===== Given records =====

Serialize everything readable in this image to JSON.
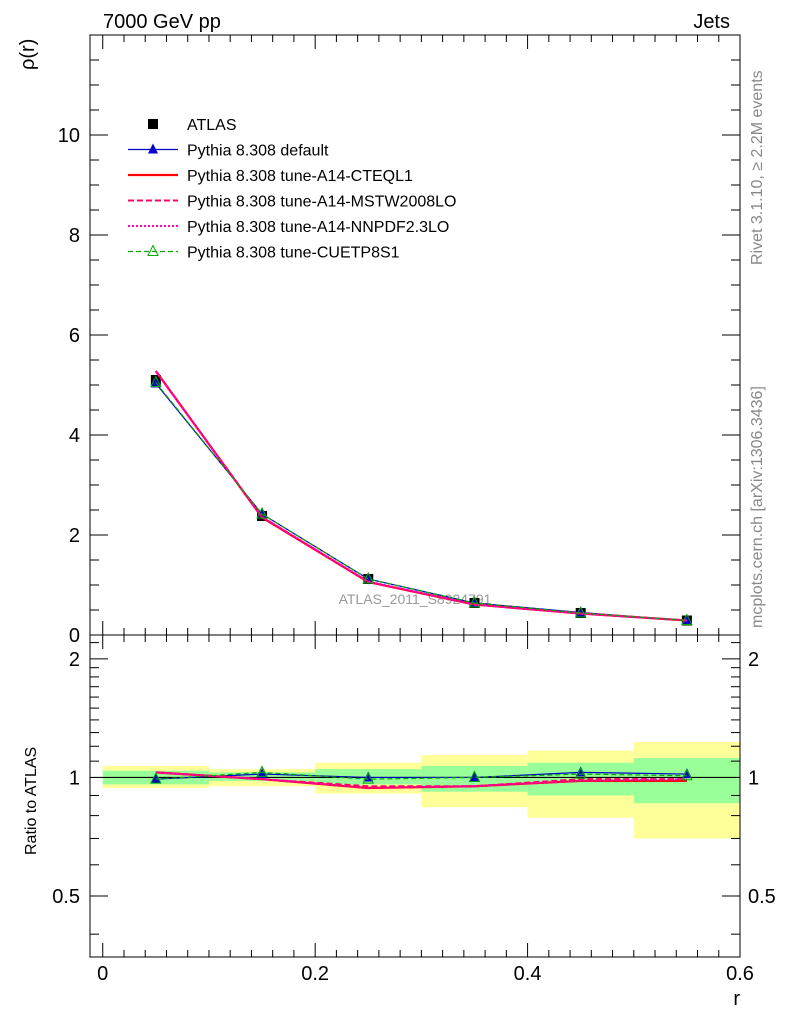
{
  "header": {
    "left": "7000 GeV pp",
    "right": "Jets"
  },
  "side_labels": {
    "rivet": "Rivet 3.1.10, ≥ 2.2M events",
    "mcplots": "mcplots.cern.ch [arXiv:1306.3436]"
  },
  "watermark": "ATLAS_2011_S8924791",
  "chart_data": [
    {
      "type": "line",
      "panel": "main",
      "ylabel": "ρ(r)",
      "xlim": [
        -0.012,
        0.6
      ],
      "ylim": [
        0,
        12
      ],
      "yticks": [
        0,
        2,
        4,
        6,
        8,
        10
      ],
      "ytick_labels": [
        "0",
        "2",
        "4",
        "6",
        "8",
        "10"
      ],
      "x": [
        0.05,
        0.15,
        0.25,
        0.35,
        0.45,
        0.55
      ],
      "series": [
        {
          "name": "ATLAS",
          "color": "#000000",
          "marker": "square",
          "line": "none",
          "values": [
            5.1,
            2.38,
            1.12,
            0.64,
            0.44,
            0.29
          ]
        },
        {
          "name": "Pythia 8.308 default",
          "color": "#0000cc",
          "marker": "triangle",
          "line": "solid",
          "values": [
            5.03,
            2.42,
            1.12,
            0.64,
            0.45,
            0.29
          ]
        },
        {
          "name": "Pythia 8.308 tune-A14-CTEQL1",
          "color": "#ff0000",
          "marker": "none",
          "line": "solid-thick",
          "values": [
            5.28,
            2.35,
            1.06,
            0.61,
            0.43,
            0.29
          ]
        },
        {
          "name": "Pythia 8.308 tune-A14-MSTW2008LO",
          "color": "#ff0066",
          "marker": "none",
          "line": "dashed",
          "values": [
            5.28,
            2.36,
            1.06,
            0.61,
            0.43,
            0.29
          ]
        },
        {
          "name": "Pythia 8.308 tune-A14-NNPDF2.3LO",
          "color": "#ff00cc",
          "marker": "none",
          "line": "dotted",
          "values": [
            5.27,
            2.36,
            1.07,
            0.61,
            0.43,
            0.29
          ]
        },
        {
          "name": "Pythia 8.308 tune-CUETP8S1",
          "color": "#00aa00",
          "marker": "open-triangle",
          "line": "dashed-thin",
          "values": [
            5.05,
            2.42,
            1.12,
            0.64,
            0.44,
            0.29
          ]
        }
      ]
    },
    {
      "type": "line",
      "panel": "ratio",
      "ylabel": "Ratio to ATLAS",
      "xlabel": "r",
      "xlim": [
        -0.012,
        0.6
      ],
      "ylim": [
        0.35,
        2.3
      ],
      "log_y": true,
      "xticks": [
        0,
        0.2,
        0.4,
        0.6
      ],
      "xtick_labels": [
        "0",
        "0.2",
        "0.4",
        "0.6"
      ],
      "yticks": [
        0.5,
        1,
        2
      ],
      "ytick_labels": [
        "0.5",
        "1",
        "2"
      ],
      "x": [
        0.05,
        0.15,
        0.25,
        0.35,
        0.45,
        0.55
      ],
      "bands": {
        "x_edges": [
          0.0,
          0.1,
          0.2,
          0.3,
          0.4,
          0.5,
          0.6
        ],
        "yellow": [
          [
            0.94,
            1.07
          ],
          [
            0.95,
            1.05
          ],
          [
            0.91,
            1.09
          ],
          [
            0.84,
            1.14
          ],
          [
            0.79,
            1.17
          ],
          [
            0.7,
            1.23
          ]
        ],
        "green": [
          [
            0.96,
            1.04
          ],
          [
            0.98,
            1.03
          ],
          [
            0.96,
            1.05
          ],
          [
            0.92,
            1.07
          ],
          [
            0.9,
            1.09
          ],
          [
            0.86,
            1.12
          ]
        ]
      },
      "series": [
        {
          "name": "Pythia 8.308 default",
          "color": "#0000cc",
          "marker": "triangle",
          "line": "solid",
          "values": [
            0.99,
            1.02,
            1.0,
            1.0,
            1.03,
            1.02
          ]
        },
        {
          "name": "Pythia 8.308 tune-A14-CTEQL1",
          "color": "#ff0000",
          "marker": "none",
          "line": "solid-thick",
          "values": [
            1.03,
            0.99,
            0.94,
            0.95,
            0.98,
            0.98
          ]
        },
        {
          "name": "Pythia 8.308 tune-A14-MSTW2008LO",
          "color": "#ff0066",
          "marker": "none",
          "line": "dashed",
          "values": [
            1.03,
            0.99,
            0.95,
            0.95,
            0.99,
            0.99
          ]
        },
        {
          "name": "Pythia 8.308 tune-A14-NNPDF2.3LO",
          "color": "#ff00cc",
          "marker": "none",
          "line": "dotted",
          "values": [
            1.03,
            0.99,
            0.94,
            0.95,
            0.98,
            0.99
          ]
        },
        {
          "name": "Pythia 8.308 tune-CUETP8S1",
          "color": "#00aa00",
          "marker": "open-triangle",
          "line": "dashed-thin",
          "values": [
            0.99,
            1.03,
            0.99,
            1.0,
            1.02,
            1.01
          ]
        }
      ]
    }
  ]
}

=====

What is required = All of the lines above should be retyped precisely, apart from the pictures.

Answer =
Serialize everything readable in this image to JSON.
{
  "header": {
    "left": "7000 GeV pp",
    "right": "Jets"
  },
  "side_labels": {
    "rivet": "Rivet 3.1.10, ≥ 2.2M events",
    "mcplots": "mcplots.cern.ch [arXiv:1306.3436]"
  },
  "watermark": "ATLAS_2011_S8924791",
  "chart_data": [
    {
      "type": "line",
      "panel": "main",
      "ylabel": "ρ(r)",
      "xlim": [
        -0.012,
        0.6
      ],
      "ylim": [
        0,
        12
      ],
      "yticks": [
        0,
        2,
        4,
        6,
        8,
        10
      ],
      "ytick_labels": [
        "0",
        "2",
        "4",
        "6",
        "8",
        "10"
      ],
      "x": [
        0.05,
        0.15,
        0.25,
        0.35,
        0.45,
        0.55
      ],
      "series": [
        {
          "name": "ATLAS",
          "color": "#000000",
          "marker": "square",
          "line": "none",
          "values": [
            5.1,
            2.38,
            1.12,
            0.64,
            0.44,
            0.29
          ]
        },
        {
          "name": "Pythia 8.308 default",
          "color": "#0000cc",
          "marker": "triangle",
          "line": "solid",
          "values": [
            5.03,
            2.42,
            1.12,
            0.64,
            0.45,
            0.29
          ]
        },
        {
          "name": "Pythia 8.308 tune-A14-CTEQL1",
          "color": "#ff0000",
          "marker": "none",
          "line": "solid-thick",
          "values": [
            5.28,
            2.35,
            1.06,
            0.61,
            0.43,
            0.29
          ]
        },
        {
          "name": "Pythia 8.308 tune-A14-MSTW2008LO",
          "color": "#ff0066",
          "marker": "none",
          "line": "dashed",
          "values": [
            5.28,
            2.36,
            1.06,
            0.61,
            0.43,
            0.29
          ]
        },
        {
          "name": "Pythia 8.308 tune-A14-NNPDF2.3LO",
          "color": "#ff00cc",
          "marker": "none",
          "line": "dotted",
          "values": [
            5.27,
            2.36,
            1.07,
            0.61,
            0.43,
            0.29
          ]
        },
        {
          "name": "Pythia 8.308 tune-CUETP8S1",
          "color": "#00aa00",
          "marker": "open-triangle",
          "line": "dashed-thin",
          "values": [
            5.05,
            2.42,
            1.12,
            0.64,
            0.44,
            0.29
          ]
        }
      ]
    },
    {
      "type": "line",
      "panel": "ratio",
      "ylabel": "Ratio to ATLAS",
      "xlabel": "r",
      "xlim": [
        -0.012,
        0.6
      ],
      "ylim": [
        0.35,
        2.3
      ],
      "log_y": true,
      "xticks": [
        0,
        0.2,
        0.4,
        0.6
      ],
      "xtick_labels": [
        "0",
        "0.2",
        "0.4",
        "0.6"
      ],
      "yticks": [
        0.5,
        1,
        2
      ],
      "ytick_labels": [
        "0.5",
        "1",
        "2"
      ],
      "x": [
        0.05,
        0.15,
        0.25,
        0.35,
        0.45,
        0.55
      ],
      "bands": {
        "x_edges": [
          0.0,
          0.1,
          0.2,
          0.3,
          0.4,
          0.5,
          0.6
        ],
        "yellow": [
          [
            0.94,
            1.07
          ],
          [
            0.95,
            1.05
          ],
          [
            0.91,
            1.09
          ],
          [
            0.84,
            1.14
          ],
          [
            0.79,
            1.17
          ],
          [
            0.7,
            1.23
          ]
        ],
        "green": [
          [
            0.96,
            1.04
          ],
          [
            0.98,
            1.03
          ],
          [
            0.96,
            1.05
          ],
          [
            0.92,
            1.07
          ],
          [
            0.9,
            1.09
          ],
          [
            0.86,
            1.12
          ]
        ]
      },
      "series": [
        {
          "name": "Pythia 8.308 default",
          "color": "#0000cc",
          "marker": "triangle",
          "line": "solid",
          "values": [
            0.99,
            1.02,
            1.0,
            1.0,
            1.03,
            1.02
          ]
        },
        {
          "name": "Pythia 8.308 tune-A14-CTEQL1",
          "color": "#ff0000",
          "marker": "none",
          "line": "solid-thick",
          "values": [
            1.03,
            0.99,
            0.94,
            0.95,
            0.98,
            0.98
          ]
        },
        {
          "name": "Pythia 8.308 tune-A14-MSTW2008LO",
          "color": "#ff0066",
          "marker": "none",
          "line": "dashed",
          "values": [
            1.03,
            0.99,
            0.95,
            0.95,
            0.99,
            0.99
          ]
        },
        {
          "name": "Pythia 8.308 tune-A14-NNPDF2.3LO",
          "color": "#ff00cc",
          "marker": "none",
          "line": "dotted",
          "values": [
            1.03,
            0.99,
            0.94,
            0.95,
            0.98,
            0.99
          ]
        },
        {
          "name": "Pythia 8.308 tune-CUETP8S1",
          "color": "#00aa00",
          "marker": "open-triangle",
          "line": "dashed-thin",
          "values": [
            0.99,
            1.03,
            0.99,
            1.0,
            1.02,
            1.01
          ]
        }
      ]
    }
  ]
}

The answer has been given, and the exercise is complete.